#### [TASK DESCRIPTION]
Lines holding the string "bill" are the ones to copy; find them all in the data.

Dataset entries
========================================================================
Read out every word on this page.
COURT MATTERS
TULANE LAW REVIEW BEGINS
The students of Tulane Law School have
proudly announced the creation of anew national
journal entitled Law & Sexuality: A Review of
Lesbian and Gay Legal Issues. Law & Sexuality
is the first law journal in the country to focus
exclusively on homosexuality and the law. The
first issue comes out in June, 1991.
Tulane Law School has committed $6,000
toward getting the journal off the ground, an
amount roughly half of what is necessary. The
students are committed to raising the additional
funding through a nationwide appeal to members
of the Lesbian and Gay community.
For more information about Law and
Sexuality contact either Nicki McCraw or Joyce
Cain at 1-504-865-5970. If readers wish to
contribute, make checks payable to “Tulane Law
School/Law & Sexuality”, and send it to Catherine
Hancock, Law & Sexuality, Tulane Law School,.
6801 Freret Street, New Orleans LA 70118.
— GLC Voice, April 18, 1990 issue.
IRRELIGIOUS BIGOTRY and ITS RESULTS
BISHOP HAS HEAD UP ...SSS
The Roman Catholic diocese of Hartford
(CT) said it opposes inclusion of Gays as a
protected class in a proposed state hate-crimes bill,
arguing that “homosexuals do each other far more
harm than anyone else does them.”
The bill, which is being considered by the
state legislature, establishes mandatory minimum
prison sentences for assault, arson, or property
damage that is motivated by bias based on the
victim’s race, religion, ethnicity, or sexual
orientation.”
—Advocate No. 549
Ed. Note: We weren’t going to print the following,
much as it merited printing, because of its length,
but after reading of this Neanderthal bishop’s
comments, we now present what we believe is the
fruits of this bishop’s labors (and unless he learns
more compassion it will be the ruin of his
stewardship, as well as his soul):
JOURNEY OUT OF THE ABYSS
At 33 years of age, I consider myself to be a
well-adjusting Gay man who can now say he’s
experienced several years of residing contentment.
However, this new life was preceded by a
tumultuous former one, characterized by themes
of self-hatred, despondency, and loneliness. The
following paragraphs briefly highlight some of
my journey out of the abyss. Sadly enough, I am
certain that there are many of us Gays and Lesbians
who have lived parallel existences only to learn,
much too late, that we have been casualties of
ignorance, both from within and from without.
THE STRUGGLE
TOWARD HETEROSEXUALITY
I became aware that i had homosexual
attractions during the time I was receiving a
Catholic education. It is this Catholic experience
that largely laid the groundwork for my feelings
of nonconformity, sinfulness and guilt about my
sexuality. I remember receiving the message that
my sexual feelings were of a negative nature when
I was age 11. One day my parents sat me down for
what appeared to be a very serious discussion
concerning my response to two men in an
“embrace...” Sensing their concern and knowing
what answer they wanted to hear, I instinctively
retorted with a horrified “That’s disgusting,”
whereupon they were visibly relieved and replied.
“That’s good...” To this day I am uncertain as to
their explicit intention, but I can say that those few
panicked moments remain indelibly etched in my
========================================================================
#### [WORKED ANSWER]
protected class in a proposed state hate-crimes bill,
The bill, which is being considered by the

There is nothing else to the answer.